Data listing
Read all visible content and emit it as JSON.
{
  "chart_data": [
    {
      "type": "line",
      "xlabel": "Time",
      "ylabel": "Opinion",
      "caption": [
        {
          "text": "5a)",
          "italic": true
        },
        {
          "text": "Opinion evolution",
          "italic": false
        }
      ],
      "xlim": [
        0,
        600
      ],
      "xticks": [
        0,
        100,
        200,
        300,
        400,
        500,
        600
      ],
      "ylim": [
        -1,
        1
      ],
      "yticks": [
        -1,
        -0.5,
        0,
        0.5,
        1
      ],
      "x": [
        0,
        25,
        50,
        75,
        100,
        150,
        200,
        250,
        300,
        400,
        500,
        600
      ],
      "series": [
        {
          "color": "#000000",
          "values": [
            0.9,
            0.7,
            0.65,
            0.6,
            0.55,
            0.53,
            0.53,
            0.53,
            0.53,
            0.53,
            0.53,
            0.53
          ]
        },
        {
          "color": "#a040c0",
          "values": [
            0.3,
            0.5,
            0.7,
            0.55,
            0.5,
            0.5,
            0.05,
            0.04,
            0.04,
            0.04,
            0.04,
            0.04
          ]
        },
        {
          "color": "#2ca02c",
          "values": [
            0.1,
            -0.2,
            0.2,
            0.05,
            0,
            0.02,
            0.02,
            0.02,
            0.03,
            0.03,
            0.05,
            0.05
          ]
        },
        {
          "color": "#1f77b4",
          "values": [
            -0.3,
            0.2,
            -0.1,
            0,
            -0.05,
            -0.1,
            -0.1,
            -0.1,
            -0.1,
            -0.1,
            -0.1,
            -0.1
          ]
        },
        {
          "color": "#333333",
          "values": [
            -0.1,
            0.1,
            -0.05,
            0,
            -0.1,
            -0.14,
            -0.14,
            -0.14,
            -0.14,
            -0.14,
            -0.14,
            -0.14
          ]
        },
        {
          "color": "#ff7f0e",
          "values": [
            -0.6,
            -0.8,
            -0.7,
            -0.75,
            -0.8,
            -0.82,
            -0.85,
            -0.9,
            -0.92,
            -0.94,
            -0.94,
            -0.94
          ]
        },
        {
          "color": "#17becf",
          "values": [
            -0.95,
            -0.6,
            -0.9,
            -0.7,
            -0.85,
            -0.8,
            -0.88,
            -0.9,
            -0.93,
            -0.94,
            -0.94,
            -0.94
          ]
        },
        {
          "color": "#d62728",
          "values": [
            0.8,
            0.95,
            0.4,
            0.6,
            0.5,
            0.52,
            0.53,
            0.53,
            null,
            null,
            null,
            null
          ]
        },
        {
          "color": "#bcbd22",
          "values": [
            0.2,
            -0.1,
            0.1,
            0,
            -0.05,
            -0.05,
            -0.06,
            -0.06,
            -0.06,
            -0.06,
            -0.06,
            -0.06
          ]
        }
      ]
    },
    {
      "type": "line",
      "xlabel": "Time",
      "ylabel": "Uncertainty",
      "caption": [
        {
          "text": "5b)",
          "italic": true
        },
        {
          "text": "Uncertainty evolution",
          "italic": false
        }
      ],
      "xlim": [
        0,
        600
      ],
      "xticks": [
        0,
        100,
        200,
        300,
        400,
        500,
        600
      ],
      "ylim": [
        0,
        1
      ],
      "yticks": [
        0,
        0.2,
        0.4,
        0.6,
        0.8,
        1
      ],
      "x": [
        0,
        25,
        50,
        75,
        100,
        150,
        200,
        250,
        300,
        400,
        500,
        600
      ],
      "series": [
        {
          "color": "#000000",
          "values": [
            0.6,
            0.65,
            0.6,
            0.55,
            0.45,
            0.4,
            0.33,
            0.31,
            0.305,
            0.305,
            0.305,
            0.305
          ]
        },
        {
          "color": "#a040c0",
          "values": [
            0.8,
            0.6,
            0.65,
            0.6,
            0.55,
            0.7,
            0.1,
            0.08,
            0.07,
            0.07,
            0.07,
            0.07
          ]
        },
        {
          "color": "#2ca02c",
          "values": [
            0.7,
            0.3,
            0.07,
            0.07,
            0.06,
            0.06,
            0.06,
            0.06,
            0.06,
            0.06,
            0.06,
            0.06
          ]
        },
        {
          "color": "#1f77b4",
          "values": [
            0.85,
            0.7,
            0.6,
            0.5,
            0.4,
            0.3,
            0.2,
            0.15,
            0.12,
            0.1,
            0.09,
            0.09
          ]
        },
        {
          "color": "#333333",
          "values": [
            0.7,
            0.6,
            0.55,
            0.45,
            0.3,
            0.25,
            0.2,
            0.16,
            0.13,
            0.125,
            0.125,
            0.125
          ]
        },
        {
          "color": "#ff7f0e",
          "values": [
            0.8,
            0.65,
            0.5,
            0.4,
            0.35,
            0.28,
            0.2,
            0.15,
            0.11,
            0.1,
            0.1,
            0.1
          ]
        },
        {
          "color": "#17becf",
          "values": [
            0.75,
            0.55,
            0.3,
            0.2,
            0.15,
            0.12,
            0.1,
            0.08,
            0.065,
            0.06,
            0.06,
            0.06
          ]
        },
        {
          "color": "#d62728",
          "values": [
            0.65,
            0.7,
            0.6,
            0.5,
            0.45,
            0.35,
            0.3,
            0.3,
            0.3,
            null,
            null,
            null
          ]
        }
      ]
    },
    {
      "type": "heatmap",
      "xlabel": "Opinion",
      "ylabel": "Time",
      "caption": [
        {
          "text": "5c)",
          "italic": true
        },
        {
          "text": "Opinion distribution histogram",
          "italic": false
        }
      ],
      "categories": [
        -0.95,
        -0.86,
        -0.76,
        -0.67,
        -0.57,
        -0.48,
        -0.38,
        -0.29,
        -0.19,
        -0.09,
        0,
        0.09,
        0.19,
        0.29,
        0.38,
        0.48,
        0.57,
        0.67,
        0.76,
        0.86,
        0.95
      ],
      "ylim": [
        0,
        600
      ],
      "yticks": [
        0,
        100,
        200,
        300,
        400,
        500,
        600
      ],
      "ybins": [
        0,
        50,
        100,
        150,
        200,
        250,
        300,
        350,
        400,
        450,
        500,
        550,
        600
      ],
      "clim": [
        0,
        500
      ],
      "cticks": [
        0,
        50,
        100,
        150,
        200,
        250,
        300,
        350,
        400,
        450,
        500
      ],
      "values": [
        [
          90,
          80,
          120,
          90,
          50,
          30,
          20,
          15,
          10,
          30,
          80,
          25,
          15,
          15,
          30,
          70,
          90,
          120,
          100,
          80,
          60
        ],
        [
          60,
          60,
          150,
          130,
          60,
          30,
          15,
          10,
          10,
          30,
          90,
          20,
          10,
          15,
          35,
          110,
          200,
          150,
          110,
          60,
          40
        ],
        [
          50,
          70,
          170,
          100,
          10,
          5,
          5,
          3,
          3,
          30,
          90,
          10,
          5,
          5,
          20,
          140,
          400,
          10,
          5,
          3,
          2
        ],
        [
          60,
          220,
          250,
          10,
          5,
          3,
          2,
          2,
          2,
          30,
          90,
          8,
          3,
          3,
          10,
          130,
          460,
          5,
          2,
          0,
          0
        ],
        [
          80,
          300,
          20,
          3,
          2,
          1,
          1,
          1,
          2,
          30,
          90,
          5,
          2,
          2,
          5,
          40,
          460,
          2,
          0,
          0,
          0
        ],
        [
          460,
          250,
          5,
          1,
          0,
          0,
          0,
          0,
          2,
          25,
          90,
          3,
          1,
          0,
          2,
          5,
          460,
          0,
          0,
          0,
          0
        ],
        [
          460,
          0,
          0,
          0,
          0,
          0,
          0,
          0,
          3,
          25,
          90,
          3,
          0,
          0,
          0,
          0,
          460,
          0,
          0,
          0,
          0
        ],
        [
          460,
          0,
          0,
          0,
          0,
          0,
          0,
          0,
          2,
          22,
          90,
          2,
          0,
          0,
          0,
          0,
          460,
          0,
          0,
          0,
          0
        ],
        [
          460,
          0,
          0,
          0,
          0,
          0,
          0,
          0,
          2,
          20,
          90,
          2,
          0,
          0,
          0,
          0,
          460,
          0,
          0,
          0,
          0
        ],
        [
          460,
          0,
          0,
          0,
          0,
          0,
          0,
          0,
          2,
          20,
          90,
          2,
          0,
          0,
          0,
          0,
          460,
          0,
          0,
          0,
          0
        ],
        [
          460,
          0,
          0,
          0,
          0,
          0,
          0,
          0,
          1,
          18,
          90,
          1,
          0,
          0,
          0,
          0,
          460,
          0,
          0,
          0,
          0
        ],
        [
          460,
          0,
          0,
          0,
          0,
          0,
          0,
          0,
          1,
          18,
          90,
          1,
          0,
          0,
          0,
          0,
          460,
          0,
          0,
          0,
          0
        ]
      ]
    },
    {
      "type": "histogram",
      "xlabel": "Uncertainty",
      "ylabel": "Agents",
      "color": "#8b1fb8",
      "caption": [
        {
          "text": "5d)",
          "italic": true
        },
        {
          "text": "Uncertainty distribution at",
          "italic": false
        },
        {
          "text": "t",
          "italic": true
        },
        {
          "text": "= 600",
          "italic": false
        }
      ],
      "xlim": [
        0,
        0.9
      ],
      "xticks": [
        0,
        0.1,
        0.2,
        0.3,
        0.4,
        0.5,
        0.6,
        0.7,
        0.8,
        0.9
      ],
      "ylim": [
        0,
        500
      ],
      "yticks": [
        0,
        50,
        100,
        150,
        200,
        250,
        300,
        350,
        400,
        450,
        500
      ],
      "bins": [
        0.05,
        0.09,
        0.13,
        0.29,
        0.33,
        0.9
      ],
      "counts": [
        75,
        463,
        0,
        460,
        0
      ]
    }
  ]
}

● **Task directions**
Return every line in the listing that contains the word "ylabel".

● **Response**
      "ylabel": "Opinion",
      "ylabel": "Uncertainty",
      "ylabel": "Time",
      "ylabel": "Agents",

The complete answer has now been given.